▶ **WHAT YOU SHOULD DO**
Leaving out all images, write out the records that follow exactly.

Entries taken from a collection:

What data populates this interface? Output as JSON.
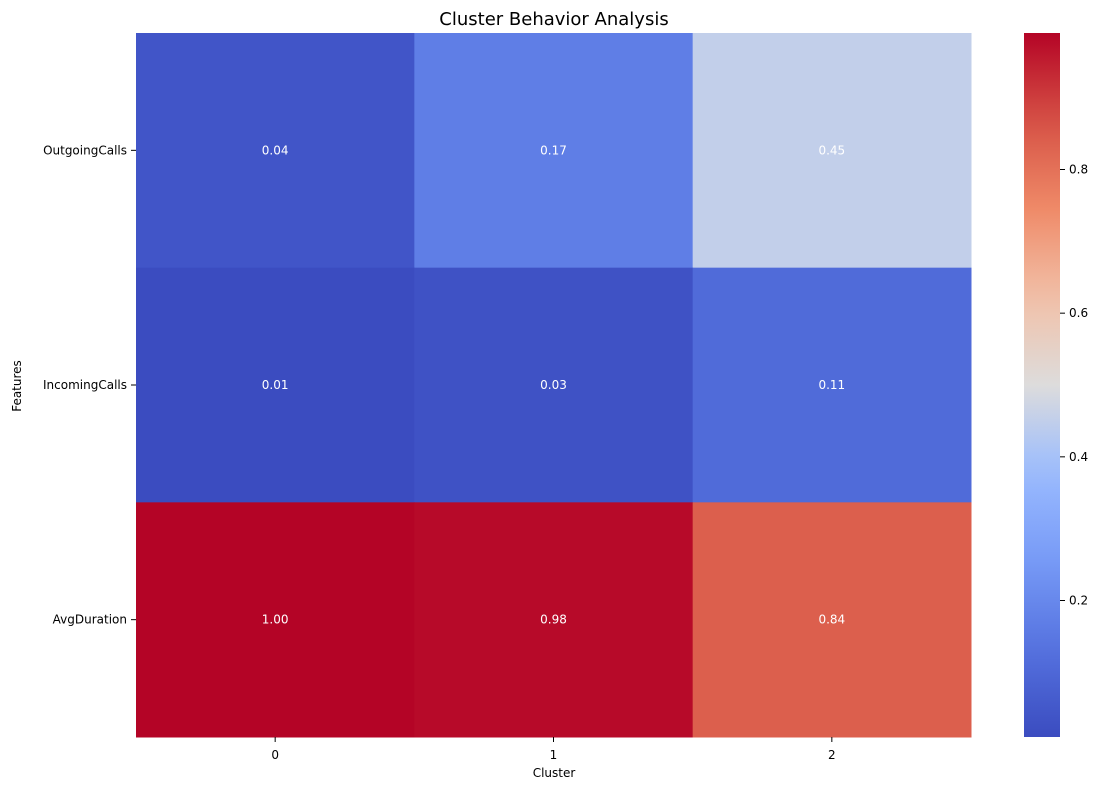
{
  "chart_data": {
    "type": "heatmap",
    "title": "Cluster Behavior Analysis",
    "xlabel": "Cluster",
    "ylabel": "Features",
    "x_categories": [
      "0",
      "1",
      "2"
    ],
    "y_categories": [
      "OutgoingCalls",
      "IncomingCalls",
      "AvgDuration"
    ],
    "values": [
      [
        0.04,
        0.17,
        0.45
      ],
      [
        0.01,
        0.03,
        0.11
      ],
      [
        1.0,
        0.98,
        0.84
      ]
    ],
    "value_labels": [
      [
        "0.04",
        "0.17",
        "0.45"
      ],
      [
        "0.01",
        "0.03",
        "0.11"
      ],
      [
        "1.00",
        "0.98",
        "0.84"
      ]
    ],
    "colormap": "coolwarm",
    "color_range": [
      0.01,
      0.99
    ],
    "colorbar_ticks": [
      0.2,
      0.4,
      0.6,
      0.8
    ],
    "colorbar_tick_labels": [
      "0.2",
      "0.4",
      "0.6",
      "0.8"
    ],
    "colors": {
      "low": "#3b4cc0",
      "mid": "#dddcdc",
      "high": "#b40426"
    }
  }
}
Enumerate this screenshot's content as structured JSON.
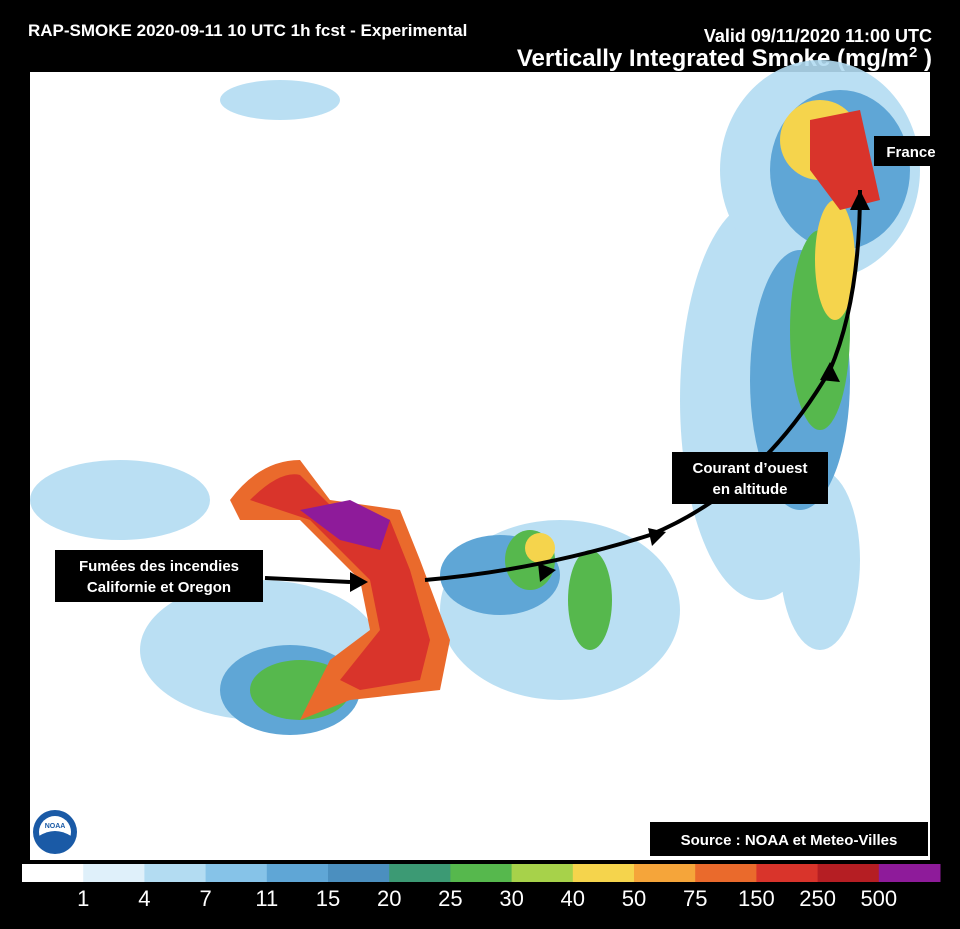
{
  "header": {
    "run": "RAP-SMOKE 2020-09-11 10 UTC 1h fcst - Experimental",
    "valid": "Valid 09/11/2020 11:00 UTC",
    "title": {
      "text": "Vertically Integrated Smoke (mg/m",
      "superscript": "2",
      "end": " )"
    }
  },
  "annotations": {
    "france": "France",
    "current": [
      "Courant d’ouest",
      "en altitude"
    ],
    "fires": [
      "Fumées des incendies",
      "Californie et Oregon"
    ],
    "source": "Source : NOAA et Meteo-Villes",
    "logo": "NOAA"
  },
  "colorbar": {
    "colors": [
      "#ffffff",
      "#dff0fa",
      "#b3dcf2",
      "#86c3e8",
      "#5fa6d6",
      "#4b8fbf",
      "#3c9a74",
      "#56b84d",
      "#a7d24a",
      "#f5d44c",
      "#f5a53a",
      "#ea6a2c",
      "#d9342b",
      "#b51e23",
      "#8e1b9a"
    ],
    "ticks": [
      1,
      4,
      7,
      11,
      15,
      20,
      25,
      30,
      40,
      50,
      75,
      150,
      250,
      500
    ]
  }
}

▶ **TASK SOLUTION**
What data populates this interface? Output as JSON.
{
  "chart_data": {
    "type": "heatmap",
    "title": "Cluster Behavior Analysis",
    "xlabel": "Cluster",
    "ylabel": "Features",
    "x_categories": [
      "0",
      "1",
      "2"
    ],
    "y_categories": [
      "OutgoingCalls",
      "IncomingCalls",
      "AvgDuration"
    ],
    "values": [
      [
        0.04,
        0.17,
        0.45
      ],
      [
        0.01,
        0.03,
        0.11
      ],
      [
        1.0,
        0.98,
        0.84
      ]
    ],
    "value_labels": [
      [
        "0.04",
        "0.17",
        "0.45"
      ],
      [
        "0.01",
        "0.03",
        "0.11"
      ],
      [
        "1.00",
        "0.98",
        "0.84"
      ]
    ],
    "colormap": "coolwarm",
    "color_range": [
      0.01,
      0.99
    ],
    "colorbar_ticks": [
      0.2,
      0.4,
      0.6,
      0.8
    ],
    "colorbar_tick_labels": [
      "0.2",
      "0.4",
      "0.6",
      "0.8"
    ],
    "colors": {
      "low": "#3b4cc0",
      "mid": "#dddcdc",
      "high": "#b40426"
    }
  }
}
Enumerate this screenshot's content as structured JSON.
{
  "header": {
    "run": "RAP-SMOKE 2020-09-11 10 UTC 1h fcst - Experimental",
    "valid": "Valid 09/11/2020 11:00 UTC",
    "title": {
      "text": "Vertically Integrated Smoke (mg/m",
      "superscript": "2",
      "end": " )"
    }
  },
  "annotations": {
    "france": "France",
    "current": [
      "Courant d’ouest",
      "en altitude"
    ],
    "fires": [
      "Fumées des incendies",
      "Californie et Oregon"
    ],
    "source": "Source : NOAA et Meteo-Villes",
    "logo": "NOAA"
  },
  "colorbar": {
    "colors": [
      "#ffffff",
      "#dff0fa",
      "#b3dcf2",
      "#86c3e8",
      "#5fa6d6",
      "#4b8fbf",
      "#3c9a74",
      "#56b84d",
      "#a7d24a",
      "#f5d44c",
      "#f5a53a",
      "#ea6a2c",
      "#d9342b",
      "#b51e23",
      "#8e1b9a"
    ],
    "ticks": [
      1,
      4,
      7,
      11,
      15,
      20,
      25,
      30,
      40,
      50,
      75,
      150,
      250,
      500
    ]
  }
}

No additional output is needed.